- Given instruction
Reproduce the car battery drain thread below word for word, in full.

Charge bat up then disconnect positive terminal from bat. After a week re connnect pos terminal and see if the beast will start. No start= knackerd bat.
 
I would do what loatmead said, but you need a spare car/battery to do it. The problem with volt meters is they put no load on the battery. What this means is they can show up 'ghost voltage'. Ie the volts are there but there is simply not enough current. You can buy discharge testers that put a load on and will show true voltage, butthey are as expensive as a new battery. If you know a friendly garage they might do it for free or a couple of quid?
 
The battery should be viewed as a disposable item.

Unipart do them for £30 plus VAT, dearer batteries available but all depends how many Amp hours you want the thing to work for you.

The alarm LED draws about 0.5 amps per hour not to mention, radio live feed and clock.
 
About 8 months ago, my wife's Freelander battery started to go flat after a few days. She doesn't drive it much, a few miles per day. Landrover Assistance tested the battery and found a dead cell. We bought a new one and a few months later had the same problem. We found that if we did not use the car for 2 days, it wouldn't start - barely turn over. 3-4 days and the battery is completely flat. Landrover assistance couldn't find any significant drain on the battery when tested and said it was a faulty battery. We now have a another new battery and will wait and see. I have my doubts, I wonder if low mileage or little usage just doesn't provide enough charge to hold over for a few days.
 
check current draw, should be 0.03A with the car locked and armed

I support this approach to the problem , this is the only way to establish whether the current drain is acceptable. I have fitted a solar battery trickle charger which supplies an average of 0.1 amps even on dull days and this cancels out the drain due to radio/ clock/ CCU etc.

- Dataset extract
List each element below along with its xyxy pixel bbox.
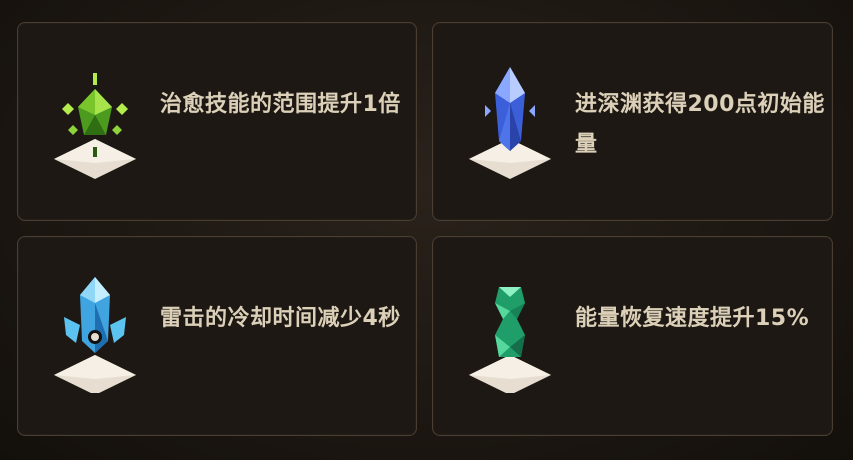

- Answer to the problem
Charge bat up then disconnect positive terminal from bat. After a week re connnect pos terminal and see if the beast will start. No start= knackerd bat.
 
I would do what loatmead said, but you need a spare car/battery to do it. The problem with volt meters is they put no load on the battery. What this means is they can show up 'ghost voltage'. Ie the volts are there but there is simply not enough current. You can buy discharge testers that put a load on and will show true voltage, butthey are as expensive as a new battery. If you know a friendly garage they might do it for free or a couple of quid?
 
The battery should be viewed as a disposable item.

Unipart do them for £30 plus VAT, dearer batteries available but all depends how many Amp hours you want the thing to work for you.

The alarm LED draws about 0.5 amps per hour not to mention, radio live feed and clock.
 
About 8 months ago, my wife's Freelander battery started to go flat after a few days. She doesn't drive it much, a few miles per day. Landrover Assistance tested the battery and found a dead cell. We bought a new one and a few months later had the same problem. We found that if we did not use the car for 2 days, it wouldn't start - barely turn over. 3-4 days and the battery is completely flat. Landrover assistance couldn't find any significant drain on the battery when tested and said it was a faulty battery. We now have a another new battery and will wait and see. I have my doubts, I wonder if low mileage or little usage just doesn't provide enough charge to hold over for a few days.
 
check current draw, should be 0.03A with the car locked and armed

I support this approach to the problem , this is the only way to establish whether the current drain is acceptable. I have fitted a solar battery trickle charger which supplies an average of 0.1 amps even on dull days and this cancels out the drain due to radio/ clock/ CCU etc.